#### Record list

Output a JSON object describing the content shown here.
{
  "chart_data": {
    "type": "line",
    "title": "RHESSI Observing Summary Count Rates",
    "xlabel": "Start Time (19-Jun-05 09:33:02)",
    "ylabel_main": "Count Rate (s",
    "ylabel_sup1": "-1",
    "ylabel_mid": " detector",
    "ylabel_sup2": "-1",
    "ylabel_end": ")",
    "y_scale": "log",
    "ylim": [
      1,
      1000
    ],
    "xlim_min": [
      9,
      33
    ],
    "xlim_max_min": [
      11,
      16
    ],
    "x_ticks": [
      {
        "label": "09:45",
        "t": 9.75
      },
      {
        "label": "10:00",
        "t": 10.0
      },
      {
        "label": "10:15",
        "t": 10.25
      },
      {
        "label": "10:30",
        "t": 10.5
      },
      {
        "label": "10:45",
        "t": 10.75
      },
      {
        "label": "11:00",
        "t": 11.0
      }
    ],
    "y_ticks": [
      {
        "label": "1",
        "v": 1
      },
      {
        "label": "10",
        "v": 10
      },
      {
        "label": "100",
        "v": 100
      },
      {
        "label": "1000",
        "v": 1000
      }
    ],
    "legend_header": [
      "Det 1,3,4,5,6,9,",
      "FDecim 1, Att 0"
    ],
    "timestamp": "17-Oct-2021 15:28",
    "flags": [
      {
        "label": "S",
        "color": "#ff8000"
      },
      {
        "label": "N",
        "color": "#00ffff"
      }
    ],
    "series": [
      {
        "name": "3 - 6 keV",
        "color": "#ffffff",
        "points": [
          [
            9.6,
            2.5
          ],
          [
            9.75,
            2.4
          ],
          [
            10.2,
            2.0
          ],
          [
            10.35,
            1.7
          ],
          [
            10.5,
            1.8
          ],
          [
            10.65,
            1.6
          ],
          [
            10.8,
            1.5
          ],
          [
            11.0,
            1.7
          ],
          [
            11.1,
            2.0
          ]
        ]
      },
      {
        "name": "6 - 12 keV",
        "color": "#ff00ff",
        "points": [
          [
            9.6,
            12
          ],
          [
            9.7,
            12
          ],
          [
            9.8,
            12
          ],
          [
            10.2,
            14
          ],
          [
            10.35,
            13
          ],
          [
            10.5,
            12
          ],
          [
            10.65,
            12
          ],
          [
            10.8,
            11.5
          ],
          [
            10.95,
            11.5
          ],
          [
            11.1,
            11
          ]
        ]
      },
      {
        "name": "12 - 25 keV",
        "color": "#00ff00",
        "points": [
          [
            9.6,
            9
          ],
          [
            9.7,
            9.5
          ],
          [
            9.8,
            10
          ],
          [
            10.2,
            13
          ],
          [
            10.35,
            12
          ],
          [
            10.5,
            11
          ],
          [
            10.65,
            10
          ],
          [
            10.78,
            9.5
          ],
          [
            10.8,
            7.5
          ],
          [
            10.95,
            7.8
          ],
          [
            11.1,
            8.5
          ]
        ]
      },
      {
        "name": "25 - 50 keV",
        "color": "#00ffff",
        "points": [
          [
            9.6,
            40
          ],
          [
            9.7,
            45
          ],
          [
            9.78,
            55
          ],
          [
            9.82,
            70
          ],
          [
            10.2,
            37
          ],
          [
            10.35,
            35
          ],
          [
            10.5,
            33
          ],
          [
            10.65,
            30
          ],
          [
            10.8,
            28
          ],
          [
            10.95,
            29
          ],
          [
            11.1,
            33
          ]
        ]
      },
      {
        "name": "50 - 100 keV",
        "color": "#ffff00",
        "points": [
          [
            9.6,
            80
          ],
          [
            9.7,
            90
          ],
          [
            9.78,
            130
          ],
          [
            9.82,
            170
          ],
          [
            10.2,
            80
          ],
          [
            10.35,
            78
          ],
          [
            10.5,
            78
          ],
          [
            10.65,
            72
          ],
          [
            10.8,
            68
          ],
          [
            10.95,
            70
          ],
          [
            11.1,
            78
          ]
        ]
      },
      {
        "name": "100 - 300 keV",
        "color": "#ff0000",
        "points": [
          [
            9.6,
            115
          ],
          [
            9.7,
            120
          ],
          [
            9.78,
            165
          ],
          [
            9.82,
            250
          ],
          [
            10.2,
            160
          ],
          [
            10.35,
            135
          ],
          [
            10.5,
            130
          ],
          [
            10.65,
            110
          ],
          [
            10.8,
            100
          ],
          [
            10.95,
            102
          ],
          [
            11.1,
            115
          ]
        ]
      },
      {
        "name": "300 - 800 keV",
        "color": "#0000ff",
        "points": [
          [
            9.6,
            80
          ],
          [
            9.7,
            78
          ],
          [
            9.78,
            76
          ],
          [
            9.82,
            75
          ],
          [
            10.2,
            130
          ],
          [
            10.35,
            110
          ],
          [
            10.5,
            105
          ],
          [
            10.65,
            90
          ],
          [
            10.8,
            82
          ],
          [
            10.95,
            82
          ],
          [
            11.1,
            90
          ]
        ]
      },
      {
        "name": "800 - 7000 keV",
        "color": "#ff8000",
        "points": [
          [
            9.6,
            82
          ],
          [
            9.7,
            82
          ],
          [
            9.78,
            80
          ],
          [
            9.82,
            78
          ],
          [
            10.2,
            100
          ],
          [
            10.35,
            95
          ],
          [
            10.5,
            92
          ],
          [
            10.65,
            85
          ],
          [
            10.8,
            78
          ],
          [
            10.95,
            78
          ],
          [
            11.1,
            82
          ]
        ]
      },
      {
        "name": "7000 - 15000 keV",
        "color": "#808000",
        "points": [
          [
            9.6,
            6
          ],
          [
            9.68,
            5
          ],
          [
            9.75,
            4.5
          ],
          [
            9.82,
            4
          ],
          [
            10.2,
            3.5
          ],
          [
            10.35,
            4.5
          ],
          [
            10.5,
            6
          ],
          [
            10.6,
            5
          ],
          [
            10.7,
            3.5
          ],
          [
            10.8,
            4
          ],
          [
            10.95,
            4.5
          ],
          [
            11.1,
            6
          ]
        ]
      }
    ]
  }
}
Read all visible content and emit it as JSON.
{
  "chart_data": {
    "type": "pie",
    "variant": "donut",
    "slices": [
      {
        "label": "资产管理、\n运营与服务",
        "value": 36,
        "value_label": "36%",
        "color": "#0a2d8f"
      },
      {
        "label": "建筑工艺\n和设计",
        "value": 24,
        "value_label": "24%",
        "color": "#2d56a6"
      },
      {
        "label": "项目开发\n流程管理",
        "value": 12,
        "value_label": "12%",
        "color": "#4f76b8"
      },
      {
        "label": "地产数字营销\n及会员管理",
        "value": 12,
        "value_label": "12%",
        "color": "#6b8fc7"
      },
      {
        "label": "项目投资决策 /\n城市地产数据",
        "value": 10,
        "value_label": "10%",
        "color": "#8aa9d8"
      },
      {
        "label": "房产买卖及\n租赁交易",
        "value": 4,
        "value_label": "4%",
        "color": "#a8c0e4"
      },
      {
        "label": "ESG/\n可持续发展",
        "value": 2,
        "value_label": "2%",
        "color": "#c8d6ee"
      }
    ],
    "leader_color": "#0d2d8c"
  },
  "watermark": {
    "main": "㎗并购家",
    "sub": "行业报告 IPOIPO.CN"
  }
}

########

* [Requirements]:
Each line in the material either holds the string "Count" or does not. State how many do, and nothing else.

* [Answer below]:
2